◆ EXERCISE OBJECTIVE ◆
Write the material out again in full, exactly.

◆ RAW DATA ◆

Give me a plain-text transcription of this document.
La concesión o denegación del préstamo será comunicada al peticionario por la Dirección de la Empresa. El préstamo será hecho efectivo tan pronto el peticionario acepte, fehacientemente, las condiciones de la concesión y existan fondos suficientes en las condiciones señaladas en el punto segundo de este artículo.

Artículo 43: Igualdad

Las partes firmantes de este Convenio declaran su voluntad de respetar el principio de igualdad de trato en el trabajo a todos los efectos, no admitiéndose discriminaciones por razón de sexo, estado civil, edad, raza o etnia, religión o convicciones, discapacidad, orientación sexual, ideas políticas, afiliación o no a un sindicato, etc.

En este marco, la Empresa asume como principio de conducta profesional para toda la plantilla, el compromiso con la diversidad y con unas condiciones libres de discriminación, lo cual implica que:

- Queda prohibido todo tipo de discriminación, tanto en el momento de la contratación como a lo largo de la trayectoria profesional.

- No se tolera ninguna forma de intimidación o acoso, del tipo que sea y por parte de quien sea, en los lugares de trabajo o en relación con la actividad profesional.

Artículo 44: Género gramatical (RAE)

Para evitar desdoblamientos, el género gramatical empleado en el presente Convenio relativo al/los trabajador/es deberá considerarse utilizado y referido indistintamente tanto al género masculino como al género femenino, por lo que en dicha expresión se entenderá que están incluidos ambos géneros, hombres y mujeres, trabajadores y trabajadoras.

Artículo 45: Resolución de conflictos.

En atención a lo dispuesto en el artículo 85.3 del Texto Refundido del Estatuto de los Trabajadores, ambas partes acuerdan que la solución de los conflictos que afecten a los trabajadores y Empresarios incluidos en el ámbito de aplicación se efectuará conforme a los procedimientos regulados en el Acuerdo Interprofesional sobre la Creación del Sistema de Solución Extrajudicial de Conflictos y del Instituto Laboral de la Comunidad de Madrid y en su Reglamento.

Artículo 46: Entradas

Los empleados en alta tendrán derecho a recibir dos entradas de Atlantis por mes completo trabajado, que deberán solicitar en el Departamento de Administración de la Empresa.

◆ COMPLETE ANSWER ◆
Give me a plain-text transcription of this document.
La concesión o denegación del préstamo será comunicada al peticionario por la Dirección de la Empresa. El préstamo será hecho efectivo tan pronto el peticionario acepte, fehacientemente, las condiciones de la concesión y existan fondos suficientes en las condiciones señaladas en el punto segundo de este artículo.

Artículo 43: Igualdad

Las partes firmantes de este Convenio declaran su voluntad de respetar el principio de igualdad de trato en el trabajo a todos los efectos, no admitiéndose discriminaciones por razón de sexo, estado civil, edad, raza o etnia, religión o convicciones, discapacidad, orientación sexual, ideas políticas, afiliación o no a un sindicato, etc.

En este marco, la Empresa asume como principio de conducta profesional para toda la plantilla, el compromiso con la diversidad y con unas condiciones libres de discriminación, lo cual implica que:

- Queda prohibido todo tipo de discriminación, tanto en el momento de la contratación como a lo largo de la trayectoria profesional.

- No se tolera ninguna forma de intimidación o acoso, del tipo que sea y por parte de quien sea, en los lugares de trabajo o en relación con la actividad profesional.

Artículo 44: Género gramatical (RAE)

Para evitar desdoblamientos, el género gramatical empleado en el presente Convenio relativo al/los trabajador/es deberá considerarse utilizado y referido indistintamente tanto al género masculino como al género femenino, por lo que en dicha expresión se entenderá que están incluidos ambos géneros, hombres y mujeres, trabajadores y trabajadoras.

Artículo 45: Resolución de conflictos.

En atención a lo dispuesto en el artículo 85.3 del Texto Refundido del Estatuto de los Trabajadores, ambas partes acuerdan que la solución de los conflictos que afecten a los trabajadores y Empresarios incluidos en el ámbito de aplicación se efectuará conforme a los procedimientos regulados en el Acuerdo Interprofesional sobre la Creación del Sistema de Solución Extrajudicial de Conflictos y del Instituto Laboral de la Comunidad de Madrid y en su Reglamento.

Artículo 46: Entradas

Los empleados en alta tendrán derecho a recibir dos entradas de Atlantis por mes completo trabajado, que deberán solicitar en el Departamento de Administración de la Empresa.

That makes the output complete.